Material provided »
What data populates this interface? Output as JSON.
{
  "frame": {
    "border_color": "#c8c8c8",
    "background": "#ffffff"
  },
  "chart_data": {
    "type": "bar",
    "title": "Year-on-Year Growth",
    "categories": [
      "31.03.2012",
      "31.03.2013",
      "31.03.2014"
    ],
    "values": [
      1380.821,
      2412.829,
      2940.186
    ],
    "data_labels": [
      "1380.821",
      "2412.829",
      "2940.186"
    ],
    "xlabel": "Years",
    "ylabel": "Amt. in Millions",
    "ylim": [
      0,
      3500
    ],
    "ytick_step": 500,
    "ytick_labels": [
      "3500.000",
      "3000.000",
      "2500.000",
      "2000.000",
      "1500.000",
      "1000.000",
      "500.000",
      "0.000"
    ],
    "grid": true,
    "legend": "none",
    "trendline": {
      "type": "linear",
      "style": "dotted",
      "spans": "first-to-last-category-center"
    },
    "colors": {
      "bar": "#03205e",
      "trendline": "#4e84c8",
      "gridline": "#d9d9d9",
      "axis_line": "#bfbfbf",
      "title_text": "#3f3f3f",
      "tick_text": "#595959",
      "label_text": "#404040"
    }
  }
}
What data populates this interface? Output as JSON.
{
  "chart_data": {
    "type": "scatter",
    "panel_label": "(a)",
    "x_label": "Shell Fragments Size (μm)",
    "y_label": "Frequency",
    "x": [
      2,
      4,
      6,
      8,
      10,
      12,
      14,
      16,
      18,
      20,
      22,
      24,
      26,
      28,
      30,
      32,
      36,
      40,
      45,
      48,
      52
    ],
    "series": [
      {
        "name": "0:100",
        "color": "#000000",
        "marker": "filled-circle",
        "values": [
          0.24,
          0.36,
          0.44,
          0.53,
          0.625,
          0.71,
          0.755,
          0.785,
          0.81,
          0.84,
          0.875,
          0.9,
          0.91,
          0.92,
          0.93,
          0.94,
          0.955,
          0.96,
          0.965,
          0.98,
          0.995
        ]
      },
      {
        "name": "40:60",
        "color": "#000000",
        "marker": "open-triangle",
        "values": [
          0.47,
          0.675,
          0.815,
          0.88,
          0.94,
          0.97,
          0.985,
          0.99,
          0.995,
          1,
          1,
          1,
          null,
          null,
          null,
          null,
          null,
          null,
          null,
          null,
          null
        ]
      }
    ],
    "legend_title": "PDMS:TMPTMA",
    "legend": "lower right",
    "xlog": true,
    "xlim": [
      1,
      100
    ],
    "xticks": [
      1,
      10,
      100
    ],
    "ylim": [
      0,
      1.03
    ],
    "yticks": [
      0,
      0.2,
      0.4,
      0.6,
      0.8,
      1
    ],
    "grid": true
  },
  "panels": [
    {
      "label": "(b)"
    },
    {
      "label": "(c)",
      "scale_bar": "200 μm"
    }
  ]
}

What is required » Go through the data above and find the lines with the word "marker". Copy each of those lines.

Task output »
        "marker": "filled-circle",
        "marker": "open-triangle",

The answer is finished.